[Stored data]
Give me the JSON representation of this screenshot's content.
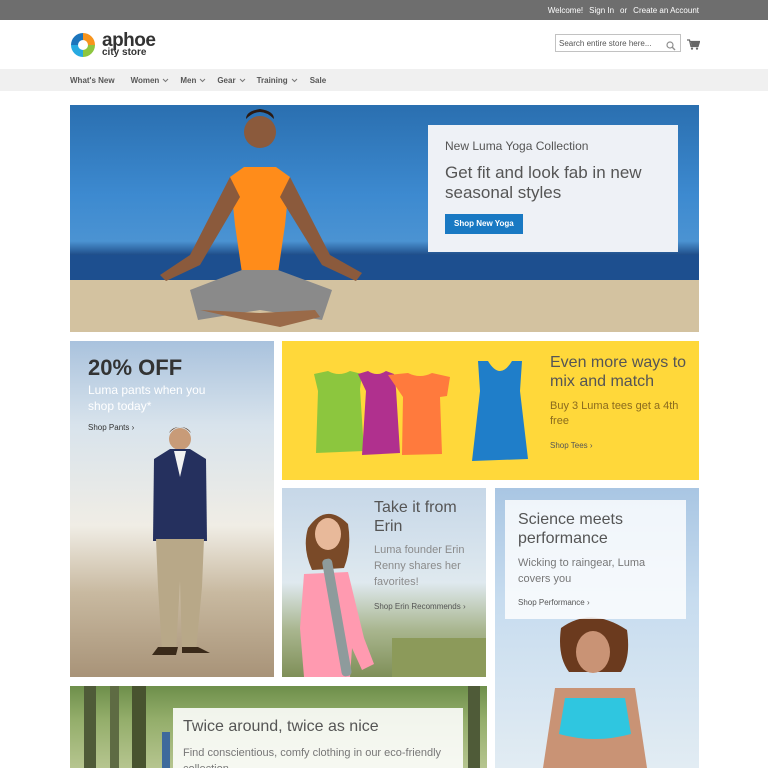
{
  "topbar": {
    "welcome": "Welcome!",
    "sign_in": "Sign In",
    "or": "or",
    "create_account": "Create an Account"
  },
  "header": {
    "logo_line1": "aphoe",
    "logo_line2": "city store",
    "search_placeholder": "Search entire store here...",
    "icons": [
      "search-icon",
      "cart-icon"
    ]
  },
  "nav": {
    "items": [
      {
        "label": "What's New",
        "has_dropdown": false
      },
      {
        "label": "Women",
        "has_dropdown": true
      },
      {
        "label": "Men",
        "has_dropdown": true
      },
      {
        "label": "Gear",
        "has_dropdown": true
      },
      {
        "label": "Training",
        "has_dropdown": true
      },
      {
        "label": "Sale",
        "has_dropdown": false
      }
    ]
  },
  "hero": {
    "kicker": "New Luma Yoga Collection",
    "headline": "Get fit and look fab in new seasonal styles",
    "button": "Shop New Yoga"
  },
  "promo_pants": {
    "title": "20% OFF",
    "text": "Luma pants when you shop today*",
    "link": "Shop Pants"
  },
  "promo_tees": {
    "title": "Even more ways to mix and match",
    "text": "Buy 3 Luma tees get a 4th free",
    "link": "Shop Tees"
  },
  "promo_erin": {
    "title": "Take it from Erin",
    "text": "Luma founder Erin Renny shares her favorites!",
    "link": "Shop Erin Recommends"
  },
  "promo_performance": {
    "title": "Science meets performance",
    "text": "Wicking to raingear, Luma covers you",
    "link": "Shop Performance"
  },
  "promo_eco": {
    "title": "Twice around, twice as nice",
    "text": "Find conscientious, comfy clothing in our eco-friendly collection"
  },
  "colors": {
    "topbar": "#6e6e6e",
    "nav_bg": "#f0f0f0",
    "primary_button": "#1979c3",
    "tees_bg": "#ffd83a"
  }
}
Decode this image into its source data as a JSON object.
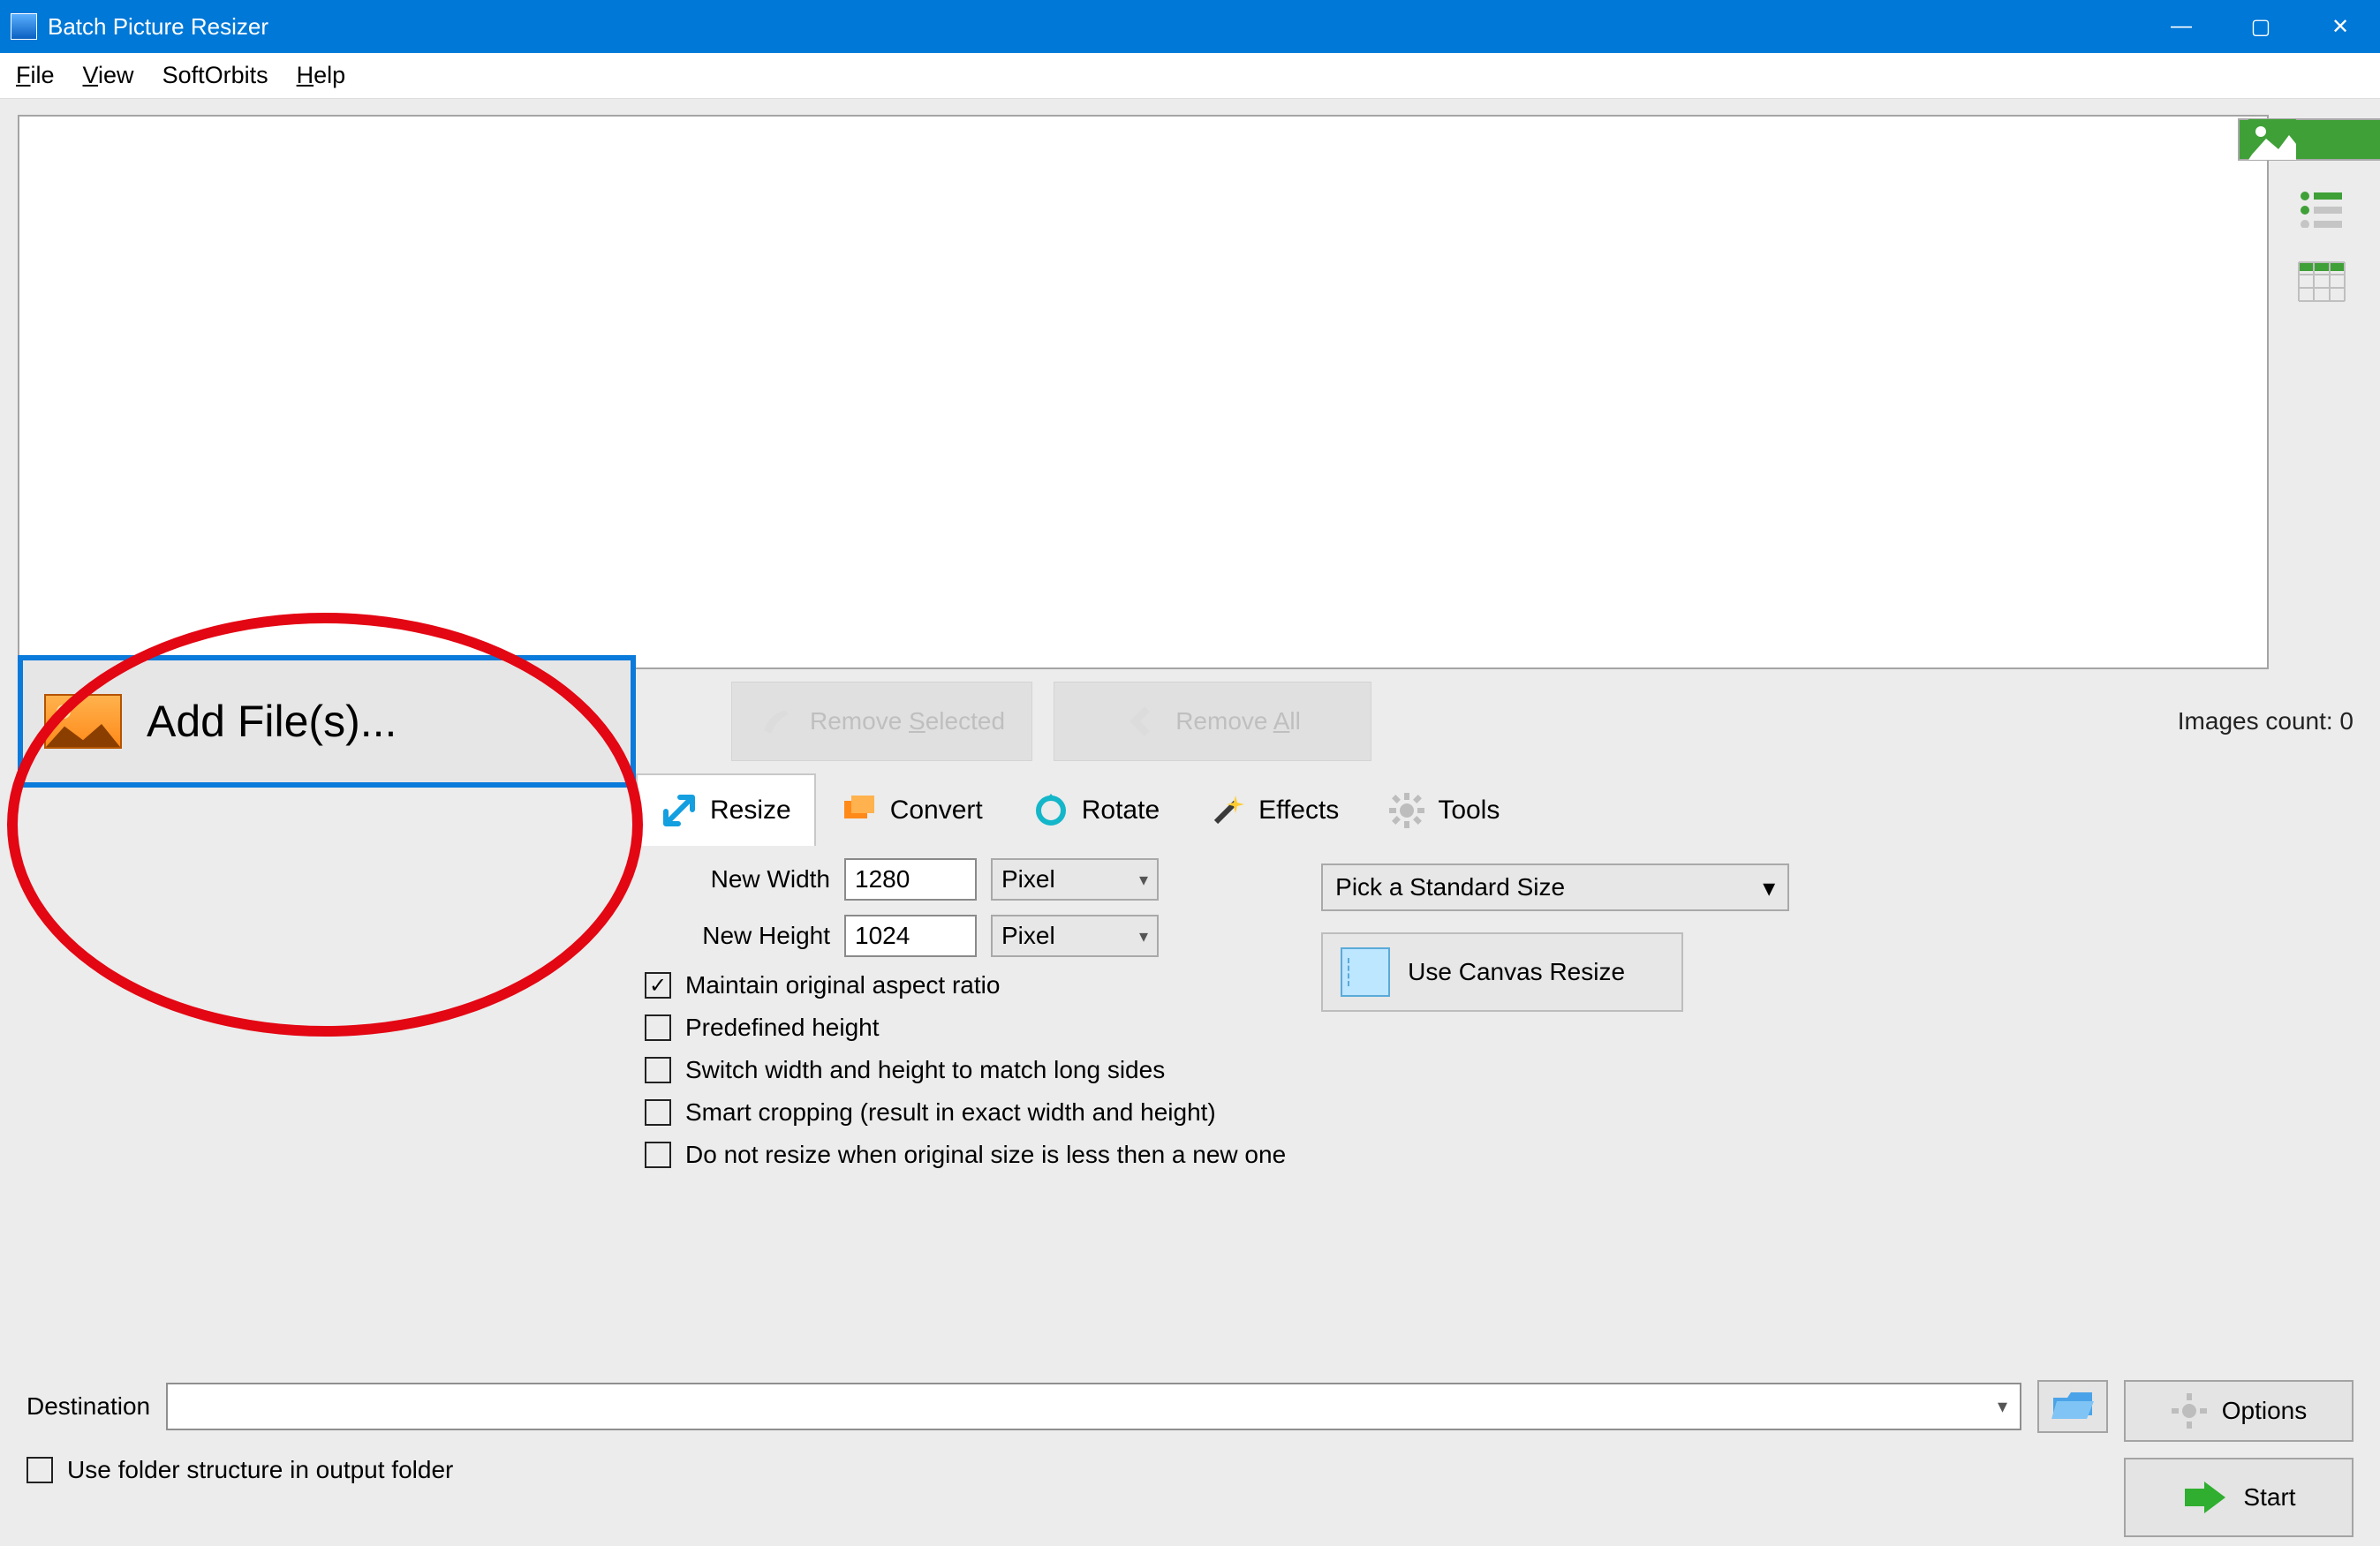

> _What to do_:
Copy, from the material above, each line in which the string "this" occurs.

> _Solved problem_:
Give me the JSON representation of this screenshot's content.
Decode this image into its source data as a JSON object.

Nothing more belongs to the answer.